> [Things to do]
a. According to the text on Singapore fintech lenders, in what year was Capital Match founded, and who founded it?
b. In the text on Singapore fintech lenders, copy word for word the passage from "This highlights that" to "ranging from 3-12 months.".
c. Using the text on Singapore fintech lenders, explain how Capital Match gets working capital to SMEs.

This highlights that though the regulator was slow from the blocks, but has aggressively covered ground to create a supportive environment for the fintech lending community.
Leading players in the Singapore Market
Capital Match (https://www.capital-match.com/)-is an online peer-to-peer lending marketplace for SMEs based in Singapore and Southeast Asia. It provides SMEs with affordable working capital from professional investors through its online platform. It was founded in 2014 by Arnaud Bailly, Kevin Lim, and Pawel Kuznicki. Since inception, it has facilitated over S$60 million in cumulative origination. It has raised S$1,000,000 from three investors; Innosight Ventures being the lead investor. It offers business and SME loans and invoice financing facilities of S$50,000- S$200,000 with loan duration ranging from 3-12 months.
Minterest (https://www.minterest.sg)- Minterest is a peer-to-business financial technology platform founded by a team of former bankers with more than 120 years of collective experience in corporate and structured finance. It was founded in 2016 by Charis Liau, Ronnie Chia, and Wei Choong Loo. It offers various flexible funding options with interest rate as low as 1% and loan terms ranges from 3-12 months.
SmartFunding (https://smartfunding.sg/)- is a platform that provides trustworthy alternative financing solutions that are 100% focused on small and medium businesses. It was founded in 2016 and raised S$700,000 as seed funding. It offers invoice financing to SMEs.

Stored entries
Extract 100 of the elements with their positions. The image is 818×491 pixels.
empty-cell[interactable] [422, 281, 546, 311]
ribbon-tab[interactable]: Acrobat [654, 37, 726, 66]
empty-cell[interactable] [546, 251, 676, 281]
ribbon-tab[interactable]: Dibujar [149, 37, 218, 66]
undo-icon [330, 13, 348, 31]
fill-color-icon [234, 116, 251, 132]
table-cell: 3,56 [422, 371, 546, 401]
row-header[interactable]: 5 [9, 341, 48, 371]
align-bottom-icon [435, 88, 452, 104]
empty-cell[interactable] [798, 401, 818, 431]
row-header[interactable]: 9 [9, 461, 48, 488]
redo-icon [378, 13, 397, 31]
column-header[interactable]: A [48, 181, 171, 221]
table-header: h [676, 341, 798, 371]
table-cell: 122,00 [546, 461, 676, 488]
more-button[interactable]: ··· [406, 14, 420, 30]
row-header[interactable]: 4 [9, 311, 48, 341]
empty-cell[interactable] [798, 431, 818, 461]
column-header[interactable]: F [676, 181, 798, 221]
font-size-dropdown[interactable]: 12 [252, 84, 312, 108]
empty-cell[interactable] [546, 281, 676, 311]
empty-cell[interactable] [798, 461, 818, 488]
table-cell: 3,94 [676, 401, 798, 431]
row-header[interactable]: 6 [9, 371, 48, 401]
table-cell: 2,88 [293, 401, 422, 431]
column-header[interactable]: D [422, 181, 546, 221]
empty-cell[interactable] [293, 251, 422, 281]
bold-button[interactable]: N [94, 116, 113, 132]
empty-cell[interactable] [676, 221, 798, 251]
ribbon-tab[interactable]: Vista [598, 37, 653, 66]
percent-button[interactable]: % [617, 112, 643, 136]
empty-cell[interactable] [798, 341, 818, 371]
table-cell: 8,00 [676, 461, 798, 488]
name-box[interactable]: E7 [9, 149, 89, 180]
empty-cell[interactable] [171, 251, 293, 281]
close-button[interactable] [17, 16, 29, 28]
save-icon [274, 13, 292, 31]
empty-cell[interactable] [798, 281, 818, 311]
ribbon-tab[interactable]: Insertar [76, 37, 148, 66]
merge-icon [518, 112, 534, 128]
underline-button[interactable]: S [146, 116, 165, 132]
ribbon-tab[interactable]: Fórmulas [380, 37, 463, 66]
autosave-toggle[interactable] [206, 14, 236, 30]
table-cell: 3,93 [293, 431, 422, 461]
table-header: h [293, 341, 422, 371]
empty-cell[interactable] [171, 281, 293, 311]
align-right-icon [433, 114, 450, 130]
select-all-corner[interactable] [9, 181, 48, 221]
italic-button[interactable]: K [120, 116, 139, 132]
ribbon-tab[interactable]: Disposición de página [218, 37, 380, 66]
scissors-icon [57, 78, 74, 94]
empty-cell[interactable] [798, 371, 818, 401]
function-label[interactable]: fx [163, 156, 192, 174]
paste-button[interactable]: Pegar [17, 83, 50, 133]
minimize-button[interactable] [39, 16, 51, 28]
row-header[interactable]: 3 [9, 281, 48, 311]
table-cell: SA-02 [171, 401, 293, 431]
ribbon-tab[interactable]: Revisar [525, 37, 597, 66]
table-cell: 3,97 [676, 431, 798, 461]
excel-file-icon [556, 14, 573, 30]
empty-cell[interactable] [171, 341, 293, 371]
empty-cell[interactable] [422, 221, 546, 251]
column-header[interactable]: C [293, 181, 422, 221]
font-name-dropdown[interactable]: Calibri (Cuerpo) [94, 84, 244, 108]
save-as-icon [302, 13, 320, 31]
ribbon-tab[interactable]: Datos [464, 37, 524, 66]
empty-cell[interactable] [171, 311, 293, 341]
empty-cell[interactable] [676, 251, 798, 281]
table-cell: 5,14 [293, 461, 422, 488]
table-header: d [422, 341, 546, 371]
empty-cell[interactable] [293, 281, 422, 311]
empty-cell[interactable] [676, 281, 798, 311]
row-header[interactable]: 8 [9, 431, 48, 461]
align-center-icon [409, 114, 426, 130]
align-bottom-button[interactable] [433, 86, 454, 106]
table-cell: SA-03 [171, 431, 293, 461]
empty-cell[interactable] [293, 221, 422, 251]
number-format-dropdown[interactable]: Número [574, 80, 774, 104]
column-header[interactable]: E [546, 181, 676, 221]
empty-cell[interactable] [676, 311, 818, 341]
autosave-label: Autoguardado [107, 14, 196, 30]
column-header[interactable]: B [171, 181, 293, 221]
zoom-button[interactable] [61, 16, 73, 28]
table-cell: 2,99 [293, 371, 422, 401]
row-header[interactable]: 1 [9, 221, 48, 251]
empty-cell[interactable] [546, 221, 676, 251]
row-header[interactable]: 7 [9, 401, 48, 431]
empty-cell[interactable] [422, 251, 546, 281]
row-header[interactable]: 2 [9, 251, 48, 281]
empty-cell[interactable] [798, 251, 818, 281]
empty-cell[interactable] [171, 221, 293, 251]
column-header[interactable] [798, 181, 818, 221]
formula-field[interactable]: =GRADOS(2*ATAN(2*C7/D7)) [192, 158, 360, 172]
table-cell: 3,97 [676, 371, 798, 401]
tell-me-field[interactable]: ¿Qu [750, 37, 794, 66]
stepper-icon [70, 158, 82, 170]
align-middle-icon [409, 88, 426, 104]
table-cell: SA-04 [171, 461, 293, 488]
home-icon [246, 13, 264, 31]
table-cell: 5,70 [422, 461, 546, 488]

> [Answer section]
a. Capital Match was founded in 2014 by Arnaud Bailly, Kevin Lim, and Pawel Kuznicki.

b.
This highlights that though the regulator was slow from the blocks, but has aggressively covered ground to create a supportive environment for the fintech lending community.
Leading players in the Singapore Market
Capital Match (https://www.capital-match.com/)-is an online peer-to-peer lending marketplace for SMEs based in Singapore and Southeast Asia. It provides SMEs with affordable working capital from professional investors through its online platform. It was founded in 2014 by Arnaud Bailly, Kevin Lim, and Pawel Kuznicki. Since inception, it has facilitated over S$60 million in cumulative origination. It has raised S$1,000,000 from three investors; Innosight Ventures being the lead investor. It offers business and SME loans and invoice financing facilities of S$50,000- S$200,000 with loan duration ranging from 3-12 months.

c. Capital Match is an online peer-to-peer lending marketplace. Through its online platform, it connects SMEs with professional investors, who supply affordable working capital.